─── DATA

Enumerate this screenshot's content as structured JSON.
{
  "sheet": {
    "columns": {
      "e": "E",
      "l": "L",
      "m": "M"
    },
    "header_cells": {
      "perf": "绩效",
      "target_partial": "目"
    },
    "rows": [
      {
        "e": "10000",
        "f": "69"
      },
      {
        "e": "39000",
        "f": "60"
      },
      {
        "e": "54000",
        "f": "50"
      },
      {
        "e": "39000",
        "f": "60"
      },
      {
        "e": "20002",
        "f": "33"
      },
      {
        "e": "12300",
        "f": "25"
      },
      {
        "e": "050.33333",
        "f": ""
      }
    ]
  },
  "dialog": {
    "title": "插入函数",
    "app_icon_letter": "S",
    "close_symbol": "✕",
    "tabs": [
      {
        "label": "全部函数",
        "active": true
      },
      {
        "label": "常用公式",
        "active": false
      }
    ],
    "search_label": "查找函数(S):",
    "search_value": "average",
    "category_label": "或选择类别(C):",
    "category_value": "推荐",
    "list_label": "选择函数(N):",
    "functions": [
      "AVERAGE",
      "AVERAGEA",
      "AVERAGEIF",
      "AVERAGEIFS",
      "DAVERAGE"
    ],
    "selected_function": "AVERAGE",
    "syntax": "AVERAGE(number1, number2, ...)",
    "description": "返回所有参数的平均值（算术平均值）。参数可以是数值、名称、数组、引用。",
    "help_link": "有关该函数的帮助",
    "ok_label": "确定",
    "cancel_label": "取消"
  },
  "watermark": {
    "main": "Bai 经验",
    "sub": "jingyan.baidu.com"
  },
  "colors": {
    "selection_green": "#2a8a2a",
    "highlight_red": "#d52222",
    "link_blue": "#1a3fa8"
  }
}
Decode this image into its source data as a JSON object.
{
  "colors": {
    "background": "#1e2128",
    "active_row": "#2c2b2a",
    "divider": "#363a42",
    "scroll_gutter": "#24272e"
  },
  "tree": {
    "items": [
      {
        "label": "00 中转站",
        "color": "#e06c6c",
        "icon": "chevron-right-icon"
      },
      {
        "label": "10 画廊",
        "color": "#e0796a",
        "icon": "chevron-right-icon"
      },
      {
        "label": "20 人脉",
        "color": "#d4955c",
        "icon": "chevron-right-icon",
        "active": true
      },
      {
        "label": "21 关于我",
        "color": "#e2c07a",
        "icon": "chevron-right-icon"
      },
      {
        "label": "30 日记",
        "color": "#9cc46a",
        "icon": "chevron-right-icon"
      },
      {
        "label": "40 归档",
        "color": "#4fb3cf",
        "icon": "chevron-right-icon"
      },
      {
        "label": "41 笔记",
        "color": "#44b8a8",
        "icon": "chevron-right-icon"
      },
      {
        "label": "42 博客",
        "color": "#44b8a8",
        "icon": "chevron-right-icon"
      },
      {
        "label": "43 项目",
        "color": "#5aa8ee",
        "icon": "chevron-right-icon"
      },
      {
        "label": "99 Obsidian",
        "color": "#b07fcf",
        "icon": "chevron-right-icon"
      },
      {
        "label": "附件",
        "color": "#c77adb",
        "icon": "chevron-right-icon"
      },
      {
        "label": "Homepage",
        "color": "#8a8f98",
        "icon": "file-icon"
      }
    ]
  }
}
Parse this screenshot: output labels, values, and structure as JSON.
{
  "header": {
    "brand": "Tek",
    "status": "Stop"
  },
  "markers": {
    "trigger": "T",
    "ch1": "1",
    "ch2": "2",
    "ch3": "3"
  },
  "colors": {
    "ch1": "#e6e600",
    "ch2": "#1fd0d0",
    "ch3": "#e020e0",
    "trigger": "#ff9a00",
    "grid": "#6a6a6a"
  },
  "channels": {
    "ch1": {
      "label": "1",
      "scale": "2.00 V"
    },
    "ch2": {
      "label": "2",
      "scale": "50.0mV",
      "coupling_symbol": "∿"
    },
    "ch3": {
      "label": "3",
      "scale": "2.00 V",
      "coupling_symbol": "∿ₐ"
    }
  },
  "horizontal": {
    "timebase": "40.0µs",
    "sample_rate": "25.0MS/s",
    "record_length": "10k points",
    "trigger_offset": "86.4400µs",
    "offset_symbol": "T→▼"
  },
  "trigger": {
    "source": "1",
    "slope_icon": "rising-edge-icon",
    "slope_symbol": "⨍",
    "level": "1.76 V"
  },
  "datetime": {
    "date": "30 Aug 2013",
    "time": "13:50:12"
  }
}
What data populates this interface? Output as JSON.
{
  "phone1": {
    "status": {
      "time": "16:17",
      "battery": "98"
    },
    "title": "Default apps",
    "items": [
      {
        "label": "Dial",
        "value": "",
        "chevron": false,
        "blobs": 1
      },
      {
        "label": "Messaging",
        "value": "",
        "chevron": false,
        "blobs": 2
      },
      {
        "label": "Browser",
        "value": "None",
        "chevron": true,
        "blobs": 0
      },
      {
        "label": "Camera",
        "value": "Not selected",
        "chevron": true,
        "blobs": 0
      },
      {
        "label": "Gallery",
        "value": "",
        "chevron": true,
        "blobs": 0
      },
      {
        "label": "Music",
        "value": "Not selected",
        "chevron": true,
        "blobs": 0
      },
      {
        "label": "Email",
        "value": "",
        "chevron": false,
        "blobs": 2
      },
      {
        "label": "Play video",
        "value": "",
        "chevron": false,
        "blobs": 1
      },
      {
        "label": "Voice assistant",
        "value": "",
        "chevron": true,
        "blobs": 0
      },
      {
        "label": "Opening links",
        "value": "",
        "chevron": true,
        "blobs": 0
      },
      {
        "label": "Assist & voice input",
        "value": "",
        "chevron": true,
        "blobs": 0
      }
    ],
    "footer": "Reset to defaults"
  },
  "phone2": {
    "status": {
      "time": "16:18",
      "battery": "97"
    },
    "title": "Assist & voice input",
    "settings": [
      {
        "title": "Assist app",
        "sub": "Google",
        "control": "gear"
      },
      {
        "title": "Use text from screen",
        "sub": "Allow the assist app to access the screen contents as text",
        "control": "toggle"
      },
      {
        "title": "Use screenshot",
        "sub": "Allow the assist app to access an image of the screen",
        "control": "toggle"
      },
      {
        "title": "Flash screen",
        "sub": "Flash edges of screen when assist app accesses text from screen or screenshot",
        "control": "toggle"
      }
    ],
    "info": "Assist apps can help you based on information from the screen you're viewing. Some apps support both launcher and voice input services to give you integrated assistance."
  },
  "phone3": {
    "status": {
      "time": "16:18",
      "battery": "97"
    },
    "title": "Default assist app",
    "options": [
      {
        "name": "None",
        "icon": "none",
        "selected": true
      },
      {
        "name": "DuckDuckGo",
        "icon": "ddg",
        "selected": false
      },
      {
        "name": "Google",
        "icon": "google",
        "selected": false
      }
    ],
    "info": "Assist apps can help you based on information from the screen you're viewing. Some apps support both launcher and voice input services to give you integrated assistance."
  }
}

──────

DIRECTION :: Filter out all lines lacking the word "screenshot" and copy the rest.

CORRECT RESPONSE ::
Enumerate this screenshot's content as structured JSON.
Parse this screenshot: output labels, values, and structure as JSON.
        "title": "Use screenshot",
        "sub": "Flash edges of screen when assist app accesses text from screen or screenshot",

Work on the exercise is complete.